◆ **WHAT IS NEEDED**
Extract the data exactly, missing nothing.

**** MATERIAL FOR THE TASK ****

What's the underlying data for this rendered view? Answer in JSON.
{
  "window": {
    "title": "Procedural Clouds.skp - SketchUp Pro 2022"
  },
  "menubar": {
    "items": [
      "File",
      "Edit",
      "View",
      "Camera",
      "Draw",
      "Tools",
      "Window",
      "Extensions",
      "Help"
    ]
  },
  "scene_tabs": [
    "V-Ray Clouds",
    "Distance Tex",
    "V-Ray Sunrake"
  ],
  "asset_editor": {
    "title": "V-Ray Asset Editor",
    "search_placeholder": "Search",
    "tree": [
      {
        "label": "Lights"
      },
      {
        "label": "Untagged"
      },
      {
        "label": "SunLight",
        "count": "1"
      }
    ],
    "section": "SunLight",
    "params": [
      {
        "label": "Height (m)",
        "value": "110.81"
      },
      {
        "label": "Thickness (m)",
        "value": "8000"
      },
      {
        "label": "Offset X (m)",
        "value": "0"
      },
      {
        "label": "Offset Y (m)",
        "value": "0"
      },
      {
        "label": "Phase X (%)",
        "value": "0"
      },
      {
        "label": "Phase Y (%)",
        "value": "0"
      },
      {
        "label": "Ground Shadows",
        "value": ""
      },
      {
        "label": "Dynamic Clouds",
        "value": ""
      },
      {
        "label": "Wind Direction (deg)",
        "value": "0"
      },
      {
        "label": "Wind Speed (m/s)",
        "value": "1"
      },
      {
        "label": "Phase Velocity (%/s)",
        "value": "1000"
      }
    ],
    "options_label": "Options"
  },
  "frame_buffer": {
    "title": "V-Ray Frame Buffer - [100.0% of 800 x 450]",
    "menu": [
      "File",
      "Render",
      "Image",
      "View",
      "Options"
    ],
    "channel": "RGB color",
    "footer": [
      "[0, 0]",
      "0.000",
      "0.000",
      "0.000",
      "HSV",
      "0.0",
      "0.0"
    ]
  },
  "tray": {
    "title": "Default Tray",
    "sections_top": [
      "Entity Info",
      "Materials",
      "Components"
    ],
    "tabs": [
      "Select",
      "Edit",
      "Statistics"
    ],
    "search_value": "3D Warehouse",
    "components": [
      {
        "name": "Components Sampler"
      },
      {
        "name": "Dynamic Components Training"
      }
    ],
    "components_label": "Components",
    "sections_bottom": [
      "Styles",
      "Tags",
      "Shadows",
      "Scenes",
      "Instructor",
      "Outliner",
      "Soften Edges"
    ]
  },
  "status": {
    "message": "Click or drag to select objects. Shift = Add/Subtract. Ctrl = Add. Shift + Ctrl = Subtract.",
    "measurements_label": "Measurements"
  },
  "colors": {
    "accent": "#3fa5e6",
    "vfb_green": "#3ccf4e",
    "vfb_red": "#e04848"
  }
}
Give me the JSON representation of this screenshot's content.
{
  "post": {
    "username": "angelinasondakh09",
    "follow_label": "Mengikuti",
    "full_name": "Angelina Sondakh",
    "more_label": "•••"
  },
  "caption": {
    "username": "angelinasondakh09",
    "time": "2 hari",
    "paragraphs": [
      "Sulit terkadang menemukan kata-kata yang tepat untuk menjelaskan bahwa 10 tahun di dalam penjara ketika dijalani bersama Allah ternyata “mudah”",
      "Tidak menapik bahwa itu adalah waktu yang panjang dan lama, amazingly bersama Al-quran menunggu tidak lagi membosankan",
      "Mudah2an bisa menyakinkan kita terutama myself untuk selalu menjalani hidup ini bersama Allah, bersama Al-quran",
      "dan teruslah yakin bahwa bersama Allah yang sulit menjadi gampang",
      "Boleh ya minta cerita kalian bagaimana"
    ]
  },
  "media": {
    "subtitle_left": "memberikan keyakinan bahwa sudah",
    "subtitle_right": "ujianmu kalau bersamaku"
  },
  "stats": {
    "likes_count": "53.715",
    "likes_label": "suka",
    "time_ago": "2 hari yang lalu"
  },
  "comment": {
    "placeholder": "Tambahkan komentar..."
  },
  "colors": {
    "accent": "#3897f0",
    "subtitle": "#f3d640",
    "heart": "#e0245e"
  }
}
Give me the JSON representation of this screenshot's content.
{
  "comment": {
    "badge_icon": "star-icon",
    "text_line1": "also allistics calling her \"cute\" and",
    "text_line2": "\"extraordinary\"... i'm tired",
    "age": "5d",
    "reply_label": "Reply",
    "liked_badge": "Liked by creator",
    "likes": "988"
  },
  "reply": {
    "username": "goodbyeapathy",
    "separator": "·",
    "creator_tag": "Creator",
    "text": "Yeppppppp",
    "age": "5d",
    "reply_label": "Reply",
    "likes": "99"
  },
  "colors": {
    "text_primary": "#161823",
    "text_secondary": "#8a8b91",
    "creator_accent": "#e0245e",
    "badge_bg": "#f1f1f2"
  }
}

****

◆ **RESPONSE TO THE TASK**
What's the underlying data for this rendered view? Answer in JSON.
{
  "window": {
    "title": "Procedural Clouds.skp - SketchUp Pro 2022"
  },
  "menubar": {
    "items": [
      "File",
      "Edit",
      "View",
      "Camera",
      "Draw",
      "Tools",
      "Window",
      "Extensions",
      "Help"
    ]
  },
  "scene_tabs": [
    "V-Ray Clouds",
    "Distance Tex",
    "V-Ray Sunrake"
  ],
  "asset_editor": {
    "title": "V-Ray Asset Editor",
    "search_placeholder": "Search",
    "tree": [
      {
        "label": "Lights"
      },
      {
        "label": "Untagged"
      },
      {
        "label": "SunLight",
        "count": "1"
      }
    ],
    "section": "SunLight",
    "params": [
      {
        "label": "Height (m)",
        "value": "110.81"
      },
      {
        "label": "Thickness (m)",
        "value": "8000"
      },
      {
        "label": "Offset X (m)",
        "value": "0"
      },
      {
        "label": "Offset Y (m)",
        "value": "0"
      },
      {
        "label": "Phase X (%)",
        "value": "0"
      },
      {
        "label": "Phase Y (%)",
        "value": "0"
      },
      {
        "label": "Ground Shadows",
        "value": ""
      },
      {
        "label": "Dynamic Clouds",
        "value": ""
      },
      {
        "label": "Wind Direction (deg)",
        "value": "0"
      },
      {
        "label": "Wind Speed (m/s)",
        "value": "1"
      },
      {
        "label": "Phase Velocity (%/s)",
        "value": "1000"
      }
    ],
    "options_label": "Options"
  },
  "frame_buffer": {
    "title": "V-Ray Frame Buffer - [100.0% of 800 x 450]",
    "menu": [
      "File",
      "Render",
      "Image",
      "View",
      "Options"
    ],
    "channel": "RGB color",
    "footer": [
      "[0, 0]",
      "0.000",
      "0.000",
      "0.000",
      "HSV",
      "0.0",
      "0.0"
    ]
  },
  "tray": {
    "title": "Default Tray",
    "sections_top": [
      "Entity Info",
      "Materials",
      "Components"
    ],
    "tabs": [
      "Select",
      "Edit",
      "Statistics"
    ],
    "search_value": "3D Warehouse",
    "components": [
      {
        "name": "Components Sampler"
      },
      {
        "name": "Dynamic Components Training"
      }
    ],
    "components_label": "Components",
    "sections_bottom": [
      "Styles",
      "Tags",
      "Shadows",
      "Scenes",
      "Instructor",
      "Outliner",
      "Soften Edges"
    ]
  },
  "status": {
    "message": "Click or drag to select objects. Shift = Add/Subtract. Ctrl = Add. Shift + Ctrl = Subtract.",
    "measurements_label": "Measurements"
  },
  "colors": {
    "accent": "#3fa5e6",
    "vfb_green": "#3ccf4e",
    "vfb_red": "#e04848"
  }
}
Give me the JSON representation of this screenshot's content.
{
  "post": {
    "username": "angelinasondakh09",
    "follow_label": "Mengikuti",
    "full_name": "Angelina Sondakh",
    "more_label": "•••"
  },
  "caption": {
    "username": "angelinasondakh09",
    "time": "2 hari",
    "paragraphs": [
      "Sulit terkadang menemukan kata-kata yang tepat untuk menjelaskan bahwa 10 tahun di dalam penjara ketika dijalani bersama Allah ternyata “mudah”",
      "Tidak menapik bahwa itu adalah waktu yang panjang dan lama, amazingly bersama Al-quran menunggu tidak lagi membosankan",
      "Mudah2an bisa menyakinkan kita terutama myself untuk selalu menjalani hidup ini bersama Allah, bersama Al-quran",
      "dan teruslah yakin bahwa bersama Allah yang sulit menjadi gampang",
      "Boleh ya minta cerita kalian bagaimana"
    ]
  },
  "media": {
    "subtitle_left": "memberikan keyakinan bahwa sudah",
    "subtitle_right": "ujianmu kalau bersamaku"
  },
  "stats": {
    "likes_count": "53.715",
    "likes_label": "suka",
    "time_ago": "2 hari yang lalu"
  },
  "comment": {
    "placeholder": "Tambahkan komentar..."
  },
  "colors": {
    "accent": "#3897f0",
    "subtitle": "#f3d640",
    "heart": "#e0245e"
  }
}
Give me the JSON representation of this screenshot's content.
{
  "comment": {
    "badge_icon": "star-icon",
    "text_line1": "also allistics calling her \"cute\" and",
    "text_line2": "\"extraordinary\"... i'm tired",
    "age": "5d",
    "reply_label": "Reply",
    "liked_badge": "Liked by creator",
    "likes": "988"
  },
  "reply": {
    "username": "goodbyeapathy",
    "separator": "·",
    "creator_tag": "Creator",
    "text": "Yeppppppp",
    "age": "5d",
    "reply_label": "Reply",
    "likes": "99"
  },
  "colors": {
    "text_primary": "#161823",
    "text_secondary": "#8a8b91",
    "creator_accent": "#e0245e",
    "badge_bg": "#f1f1f2"
  }
}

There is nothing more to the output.